Given text:
((

The nice part about having a blog is being able to spout off about whatever topic happens to be bothering me the most. Today, I'm going to take advantage of my bully pulpit here to talk about the problems of higher education. Well, I'm going to express a few of my opinions and then hand the floor over to a real expert who has pretty much nailed the situation, in my view. The problems are many and they're not simple ones.
There seems to be a ground swell portending a possible sea change in higher education. The main issue is cost. The price of a college degree has always been a challenge for families, even back in the early '60s when tuition at The Big Three Ivies was in the two thousand dollar range. Of course today you can't touch a year at the Ivies (and many other schools) for $50-60K. The mind boggles.
The other wave of the ground swell appears to be relevancy. Is a college degree really worth it? By "worth" I'm referring to not only the cost but also the debt. Some families can afford to write a check to cover the entire expense of today's college costs, but the overwhelming majority of families cannot do so. Graduates now are routinely ending their undergraduate years with loan debt in the $30-50K (or more) range. Six-figure debt is not unheard of. It's a scary scenario.

))

Information supplied:

((

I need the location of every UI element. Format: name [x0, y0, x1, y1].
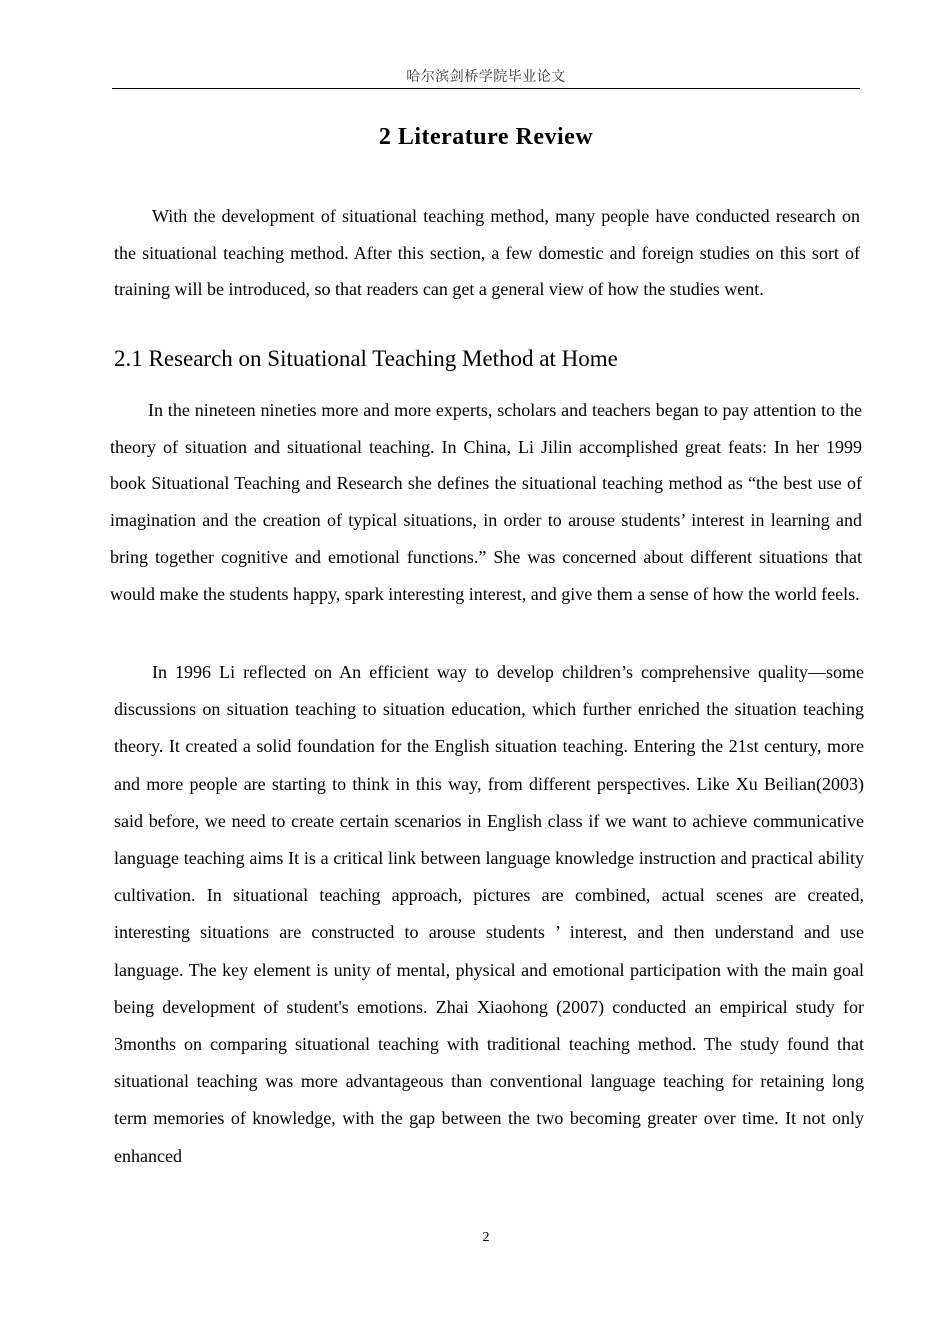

))
((

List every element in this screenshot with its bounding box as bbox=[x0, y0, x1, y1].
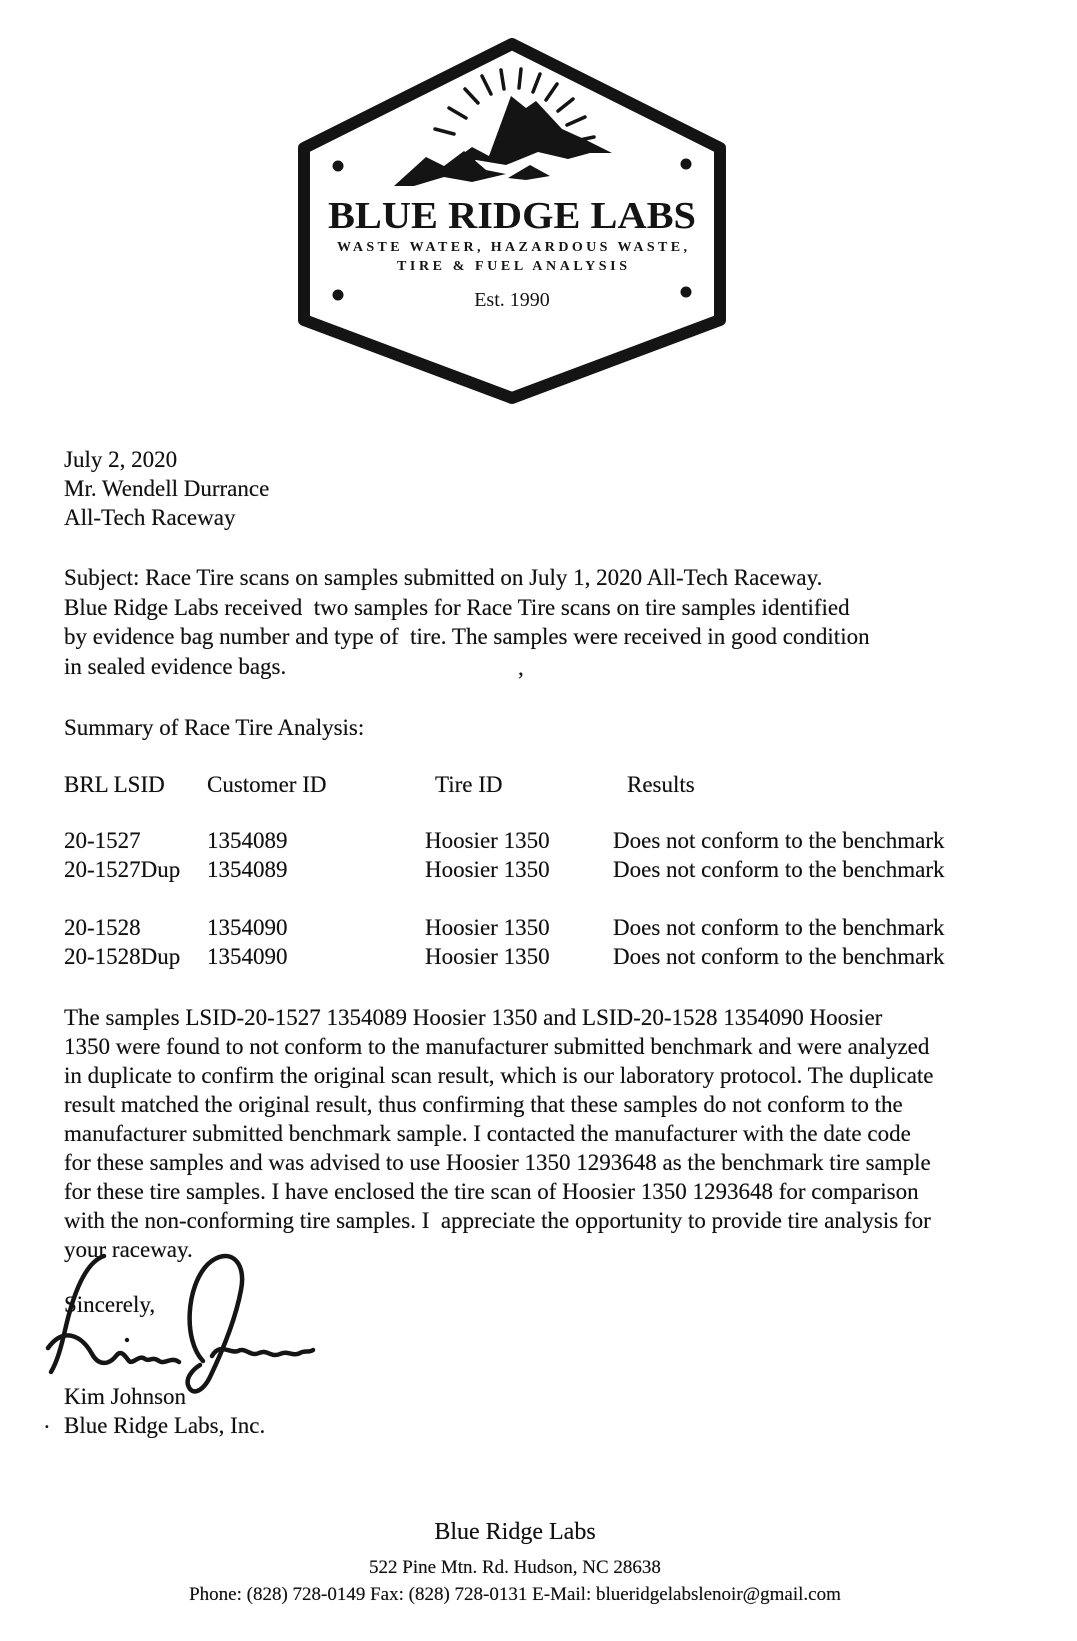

))

Task description: Write out everything from "There seems to" down to "The mind boggles." in the blog post on higher education, word for word. The listing plays no part in what you need to do.

Finished answer:
There seems to be a ground swell portending a possible sea change in higher education. The main issue is cost. The price of a college degree has always been a challenge for families, even back in the early '60s when tuition at The Big Three Ivies was in the two thousand dollar range. Of course today you can't touch a year at the Ivies (and many other schools) for $50-60K. The mind boggles.